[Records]
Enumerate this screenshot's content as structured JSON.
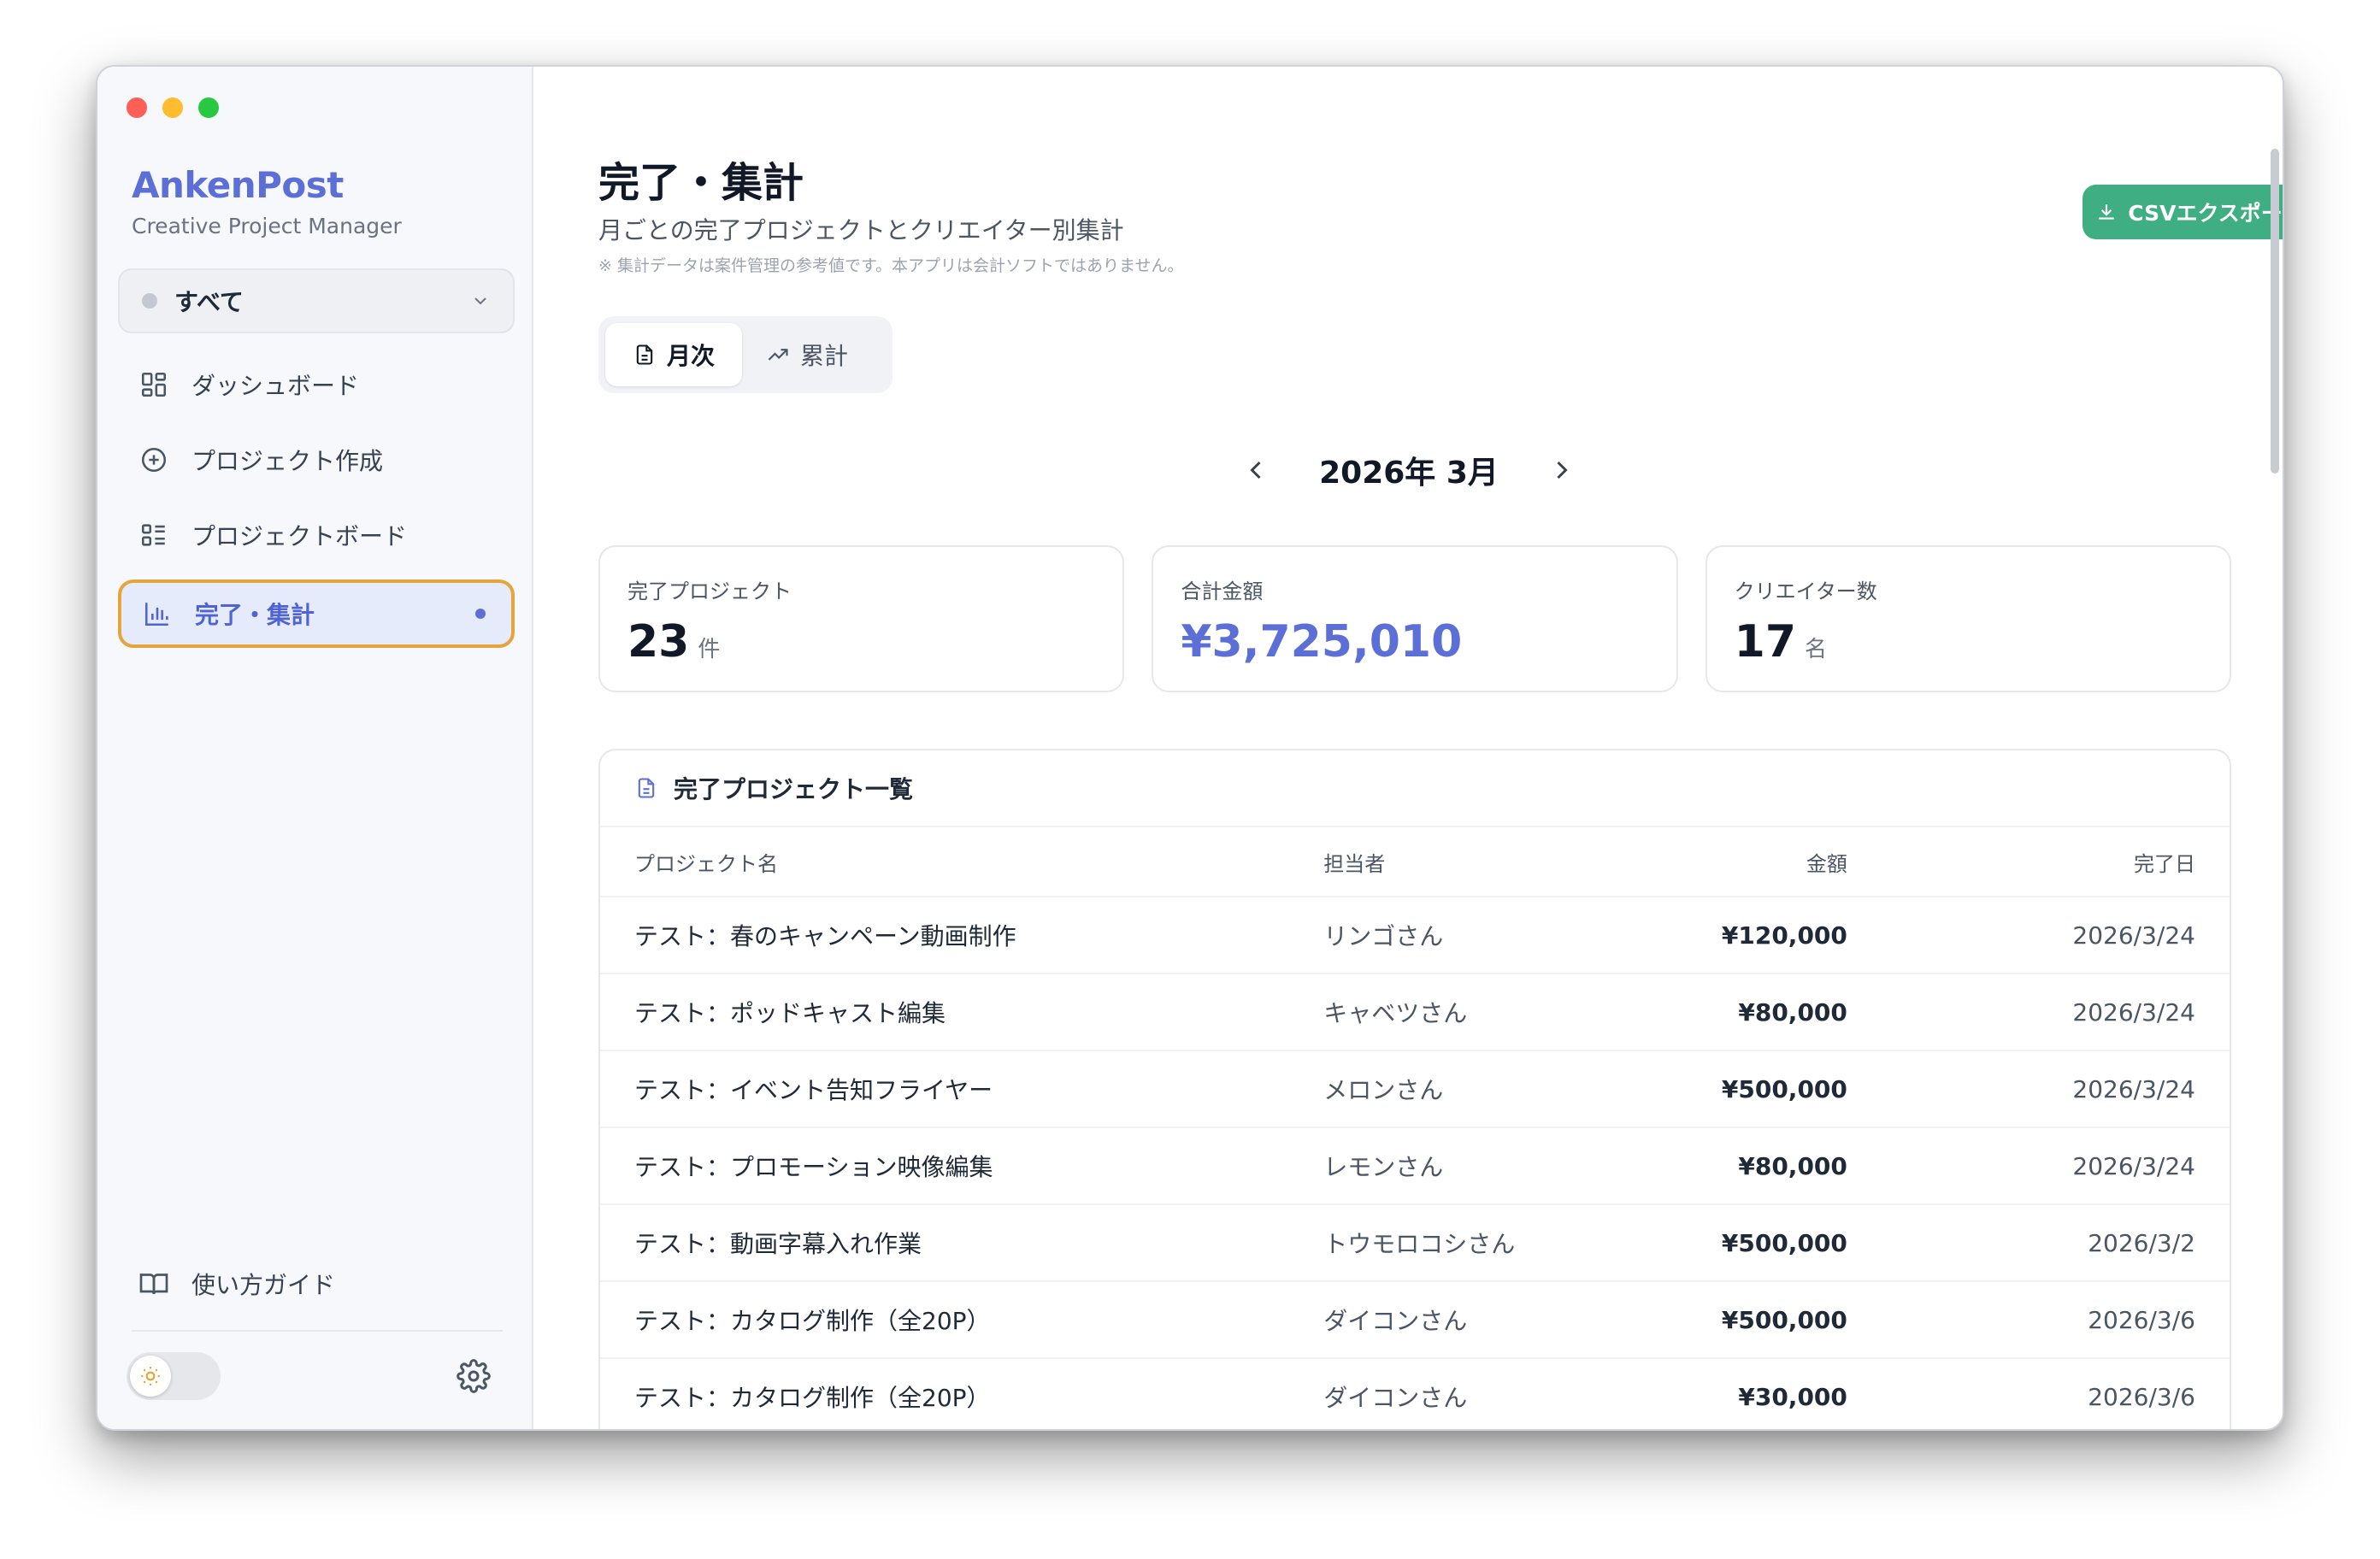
{
  "app": {
    "name": "AnkenPost",
    "tagline": "Creative Project Manager"
  },
  "sidebar": {
    "filter_label": "すべて",
    "items": [
      {
        "label": "ダッシュボード",
        "icon": "dashboard-icon"
      },
      {
        "label": "プロジェクト作成",
        "icon": "plus-circle-icon"
      },
      {
        "label": "プロジェクトボード",
        "icon": "board-list-icon"
      },
      {
        "label": "完了・集計",
        "icon": "bar-chart-icon",
        "active": true
      }
    ],
    "guide_label": "使い方ガイド",
    "theme_toggle": "light"
  },
  "header": {
    "title": "完了・集計",
    "subtitle": "月ごとの完了プロジェクトとクリエイター別集計",
    "note": "※ 集計データは案件管理の参考値です。本アプリは会計ソフトではありません。",
    "export_label": "CSVエクスポート"
  },
  "tabs": [
    {
      "label": "月次",
      "active": true
    },
    {
      "label": "累計",
      "active": false
    }
  ],
  "period": {
    "label": "2026年 3月"
  },
  "stats": [
    {
      "label": "完了プロジェクト",
      "value": "23",
      "unit": "件"
    },
    {
      "label": "合計金額",
      "value": "¥3,725,010",
      "unit": ""
    },
    {
      "label": "クリエイター数",
      "value": "17",
      "unit": "名"
    }
  ],
  "table": {
    "title": "完了プロジェクト一覧",
    "columns": [
      "プロジェクト名",
      "担当者",
      "金額",
      "完了日"
    ],
    "rows": [
      {
        "name": "テスト：春のキャンペーン動画制作",
        "person": "リンゴさん",
        "amount": "¥120,000",
        "date": "2026/3/24"
      },
      {
        "name": "テスト：ポッドキャスト編集",
        "person": "キャベツさん",
        "amount": "¥80,000",
        "date": "2026/3/24"
      },
      {
        "name": "テスト：イベント告知フライヤー",
        "person": "メロンさん",
        "amount": "¥500,000",
        "date": "2026/3/24"
      },
      {
        "name": "テスト：プロモーション映像編集",
        "person": "レモンさん",
        "amount": "¥80,000",
        "date": "2026/3/24"
      },
      {
        "name": "テスト：動画字幕入れ作業",
        "person": "トウモロコシさん",
        "amount": "¥500,000",
        "date": "2026/3/2"
      },
      {
        "name": "テスト：カタログ制作（全20P）",
        "person": "ダイコンさん",
        "amount": "¥500,000",
        "date": "2026/3/6"
      },
      {
        "name": "テスト：カタログ制作（全20P）",
        "person": "ダイコンさん",
        "amount": "¥30,000",
        "date": "2026/3/6"
      }
    ]
  },
  "colors": {
    "accent": "#5b6fd6",
    "export_button": "#3fae83",
    "active_outline": "#e6a53a"
  }
}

## PROBLEM
Count the lines in the entries above that include the string "name", then give only that figure.

## TASK ANSWER
8